## start

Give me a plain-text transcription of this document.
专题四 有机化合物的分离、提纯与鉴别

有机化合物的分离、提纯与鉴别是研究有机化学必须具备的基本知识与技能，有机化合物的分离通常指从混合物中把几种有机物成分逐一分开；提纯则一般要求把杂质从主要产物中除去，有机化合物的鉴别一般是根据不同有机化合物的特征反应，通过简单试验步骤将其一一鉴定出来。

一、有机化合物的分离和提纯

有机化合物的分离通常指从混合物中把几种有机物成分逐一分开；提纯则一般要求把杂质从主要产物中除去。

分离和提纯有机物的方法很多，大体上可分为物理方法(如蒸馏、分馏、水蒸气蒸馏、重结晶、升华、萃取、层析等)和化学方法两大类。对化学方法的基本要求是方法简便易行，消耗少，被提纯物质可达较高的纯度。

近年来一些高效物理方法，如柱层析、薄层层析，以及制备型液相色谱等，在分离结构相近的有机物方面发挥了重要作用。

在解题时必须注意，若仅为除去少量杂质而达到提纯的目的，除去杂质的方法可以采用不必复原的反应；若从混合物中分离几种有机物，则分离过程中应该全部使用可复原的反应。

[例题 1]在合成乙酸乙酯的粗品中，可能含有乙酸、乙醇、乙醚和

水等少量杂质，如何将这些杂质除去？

## end

(CHALLENGE):
Extract every record and return it verbatim.

(REPLY TO THE EXERCISE):
Give me a plain-text transcription of this document.
专题四 有机化合物的分离、提纯与鉴别

有机化合物的分离、提纯与鉴别是研究有机化学必须具备的基本知识与技能，有机化合物的分离通常指从混合物中把几种有机物成分逐一分开；提纯则一般要求把杂质从主要产物中除去，有机化合物的鉴别一般是根据不同有机化合物的特征反应，通过简单试验步骤将其一一鉴定出来。

一、有机化合物的分离和提纯

有机化合物的分离通常指从混合物中把几种有机物成分逐一分开；提纯则一般要求把杂质从主要产物中除去。

分离和提纯有机物的方法很多，大体上可分为物理方法(如蒸馏、分馏、水蒸气蒸馏、重结晶、升华、萃取、层析等)和化学方法两大类。对化学方法的基本要求是方法简便易行，消耗少，被提纯物质可达较高的纯度。

近年来一些高效物理方法，如柱层析、薄层层析，以及制备型液相色谱等，在分离结构相近的有机物方面发挥了重要作用。

在解题时必须注意，若仅为除去少量杂质而达到提纯的目的，除去杂质的方法可以采用不必复原的反应；若从混合物中分离几种有机物，则分离过程中应该全部使用可复原的反应。

[例题 1]在合成乙酸乙酯的粗品中，可能含有乙酸、乙醇、乙醚和

水等少量杂质，如何将这些杂质除去？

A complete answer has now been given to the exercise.